THE EXERCISE:
Each line of the listing that contains the word "text" is to be copied.

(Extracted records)
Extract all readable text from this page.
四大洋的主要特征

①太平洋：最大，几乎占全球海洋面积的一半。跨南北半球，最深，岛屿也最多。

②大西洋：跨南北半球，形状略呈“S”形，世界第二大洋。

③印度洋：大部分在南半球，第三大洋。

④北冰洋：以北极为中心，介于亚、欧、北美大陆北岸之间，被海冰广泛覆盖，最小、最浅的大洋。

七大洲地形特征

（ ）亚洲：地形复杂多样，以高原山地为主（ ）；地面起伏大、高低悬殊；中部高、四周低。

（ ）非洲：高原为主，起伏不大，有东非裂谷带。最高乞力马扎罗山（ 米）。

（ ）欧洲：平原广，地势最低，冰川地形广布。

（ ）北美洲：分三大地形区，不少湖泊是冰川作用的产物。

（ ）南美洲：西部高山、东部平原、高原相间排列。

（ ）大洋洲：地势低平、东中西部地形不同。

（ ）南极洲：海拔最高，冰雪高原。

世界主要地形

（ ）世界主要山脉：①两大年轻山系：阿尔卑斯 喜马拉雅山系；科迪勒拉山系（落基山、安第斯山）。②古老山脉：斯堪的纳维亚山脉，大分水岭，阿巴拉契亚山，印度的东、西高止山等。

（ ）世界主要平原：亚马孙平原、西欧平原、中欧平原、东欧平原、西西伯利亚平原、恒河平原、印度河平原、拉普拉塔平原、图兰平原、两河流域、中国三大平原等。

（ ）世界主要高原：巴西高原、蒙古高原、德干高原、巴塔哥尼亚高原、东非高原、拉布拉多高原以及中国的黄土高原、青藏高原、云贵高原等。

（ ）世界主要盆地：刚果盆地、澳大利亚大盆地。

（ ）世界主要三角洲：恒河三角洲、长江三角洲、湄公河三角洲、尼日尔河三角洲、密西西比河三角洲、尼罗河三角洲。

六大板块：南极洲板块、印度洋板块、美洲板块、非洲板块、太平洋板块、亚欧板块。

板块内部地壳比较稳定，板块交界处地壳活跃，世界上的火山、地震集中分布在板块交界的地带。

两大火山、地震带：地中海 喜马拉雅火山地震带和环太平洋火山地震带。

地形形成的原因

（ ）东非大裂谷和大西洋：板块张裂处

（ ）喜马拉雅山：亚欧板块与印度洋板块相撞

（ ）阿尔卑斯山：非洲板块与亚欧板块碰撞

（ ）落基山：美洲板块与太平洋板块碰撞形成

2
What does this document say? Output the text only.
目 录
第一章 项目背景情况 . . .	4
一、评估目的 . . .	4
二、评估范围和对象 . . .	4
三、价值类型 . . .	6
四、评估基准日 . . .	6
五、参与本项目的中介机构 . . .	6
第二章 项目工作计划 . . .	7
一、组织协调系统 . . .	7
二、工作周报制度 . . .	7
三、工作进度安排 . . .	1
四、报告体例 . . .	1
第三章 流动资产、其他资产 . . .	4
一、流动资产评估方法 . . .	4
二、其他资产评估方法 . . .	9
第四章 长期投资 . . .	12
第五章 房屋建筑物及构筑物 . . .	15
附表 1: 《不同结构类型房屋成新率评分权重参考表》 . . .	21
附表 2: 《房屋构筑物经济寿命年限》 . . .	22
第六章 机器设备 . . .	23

RESPONSE FOR THIS EXERCISE:
Extract all readable text from this page.
What does this document say? Output the text only.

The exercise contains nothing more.